_Set exercise_:
Repeat the entries that follow verbatim, without any of their pictures.

_Supplied material_:
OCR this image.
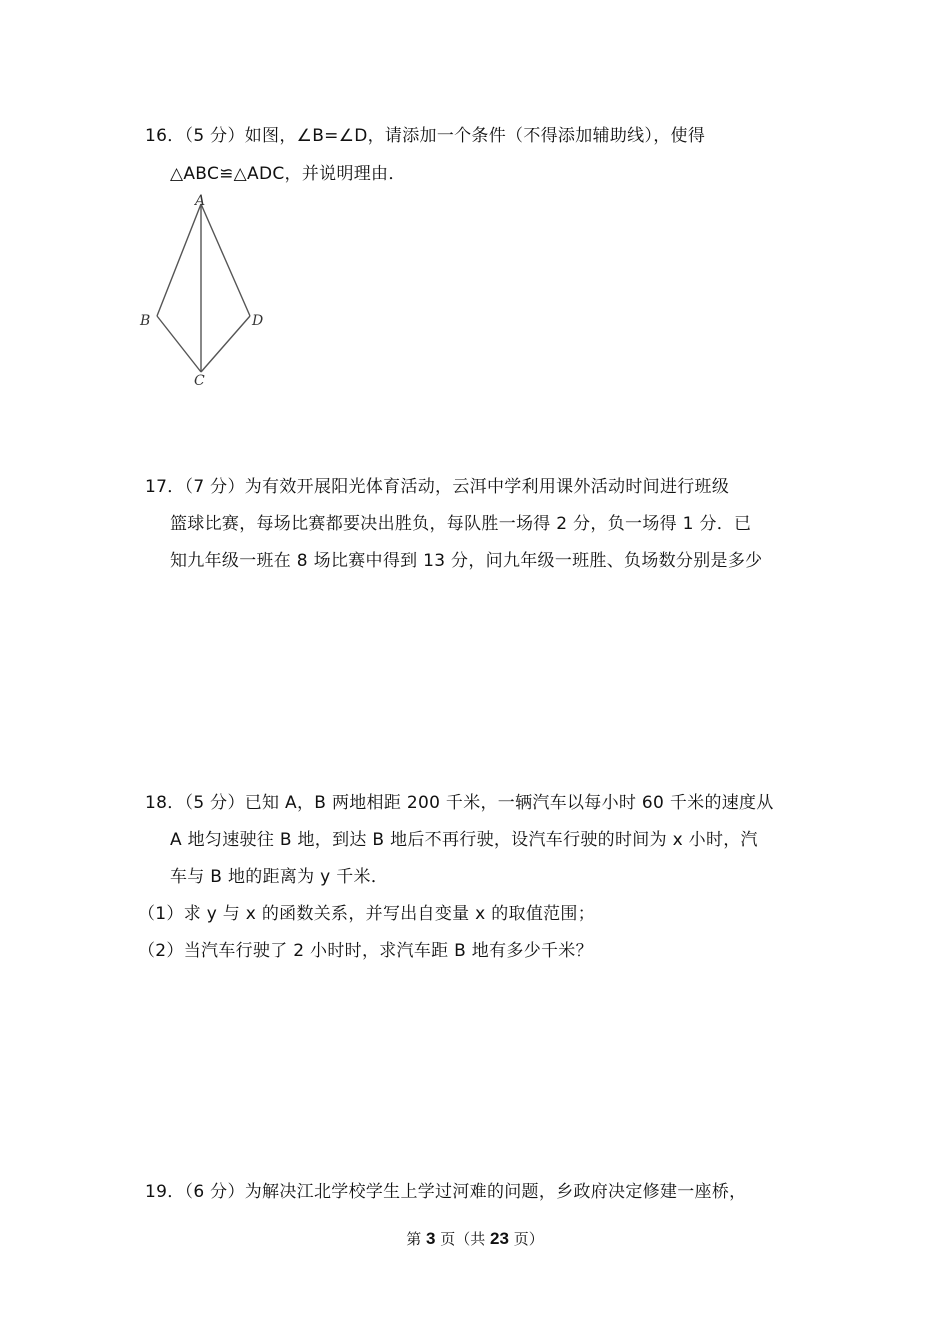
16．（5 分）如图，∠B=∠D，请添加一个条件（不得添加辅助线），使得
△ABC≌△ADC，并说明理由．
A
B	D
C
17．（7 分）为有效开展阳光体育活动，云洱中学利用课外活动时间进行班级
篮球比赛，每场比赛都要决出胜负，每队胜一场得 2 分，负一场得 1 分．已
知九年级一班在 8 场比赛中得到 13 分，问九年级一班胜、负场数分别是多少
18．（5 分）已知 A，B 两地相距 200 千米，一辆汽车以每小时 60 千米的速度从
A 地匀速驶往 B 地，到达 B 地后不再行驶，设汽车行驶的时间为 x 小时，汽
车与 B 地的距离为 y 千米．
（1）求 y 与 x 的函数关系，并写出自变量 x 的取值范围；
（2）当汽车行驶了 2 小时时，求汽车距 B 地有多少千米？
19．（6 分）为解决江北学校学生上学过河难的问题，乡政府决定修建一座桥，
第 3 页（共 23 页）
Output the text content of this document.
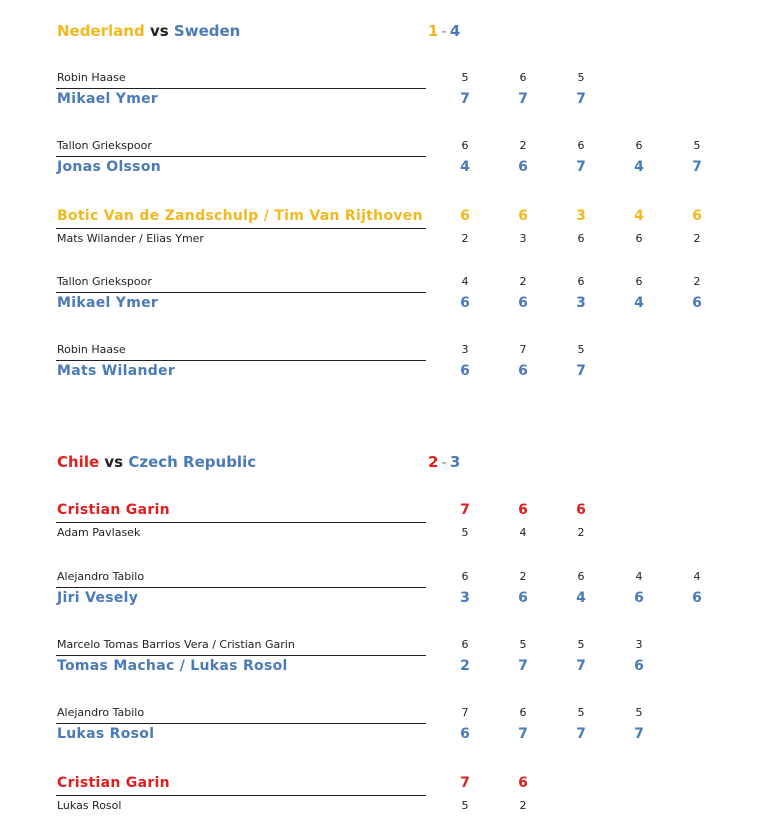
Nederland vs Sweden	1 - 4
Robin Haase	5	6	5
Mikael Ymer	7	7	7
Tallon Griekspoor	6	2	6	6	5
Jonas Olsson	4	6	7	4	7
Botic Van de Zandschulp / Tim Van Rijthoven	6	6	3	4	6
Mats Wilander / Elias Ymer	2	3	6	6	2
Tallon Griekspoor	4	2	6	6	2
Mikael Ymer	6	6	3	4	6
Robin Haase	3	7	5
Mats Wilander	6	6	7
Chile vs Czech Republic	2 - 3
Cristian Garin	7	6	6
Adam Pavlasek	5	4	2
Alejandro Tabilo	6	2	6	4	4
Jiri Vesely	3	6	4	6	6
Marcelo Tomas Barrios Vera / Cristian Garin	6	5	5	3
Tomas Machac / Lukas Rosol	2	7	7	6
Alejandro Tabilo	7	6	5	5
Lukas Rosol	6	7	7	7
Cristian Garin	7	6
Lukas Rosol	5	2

_Result for this task_:
OCR this image.
16．（5 分）如图，∠B=∠D，请添加一个条件（不得添加辅助线），使得
△ABC≌△ADC，并说明理由．
A
B	D
C
17．（7 分）为有效开展阳光体育活动，云洱中学利用课外活动时间进行班级
篮球比赛，每场比赛都要决出胜负，每队胜一场得 2 分，负一场得 1 分．已
知九年级一班在 8 场比赛中得到 13 分，问九年级一班胜、负场数分别是多少
18．（5 分）已知 A，B 两地相距 200 千米，一辆汽车以每小时 60 千米的速度从
A 地匀速驶往 B 地，到达 B 地后不再行驶，设汽车行驶的时间为 x 小时，汽
车与 B 地的距离为 y 千米．
（1）求 y 与 x 的函数关系，并写出自变量 x 的取值范围；
（2）当汽车行驶了 2 小时时，求汽车距 B 地有多少千米？
19．（6 分）为解决江北学校学生上学过河难的问题，乡政府决定修建一座桥，
第 3 页（共 23 页）
Output the text content of this document.
Nederland vs Sweden	1 - 4
Robin Haase	5	6	5
Mikael Ymer	7	7	7
Tallon Griekspoor	6	2	6	6	5
Jonas Olsson	4	6	7	4	7
Botic Van de Zandschulp / Tim Van Rijthoven	6	6	3	4	6
Mats Wilander / Elias Ymer	2	3	6	6	2
Tallon Griekspoor	4	2	6	6	2
Mikael Ymer	6	6	3	4	6
Robin Haase	3	7	5
Mats Wilander	6	6	7
Chile vs Czech Republic	2 - 3
Cristian Garin	7	6	6
Adam Pavlasek	5	4	2
Alejandro Tabilo	6	2	6	4	4
Jiri Vesely	3	6	4	6	6
Marcelo Tomas Barrios Vera / Cristian Garin	6	5	5	3
Tomas Machac / Lukas Rosol	2	7	7	6
Alejandro Tabilo	7	6	5	5
Lukas Rosol	6	7	7	7
Cristian Garin	7	6
Lukas Rosol	5	2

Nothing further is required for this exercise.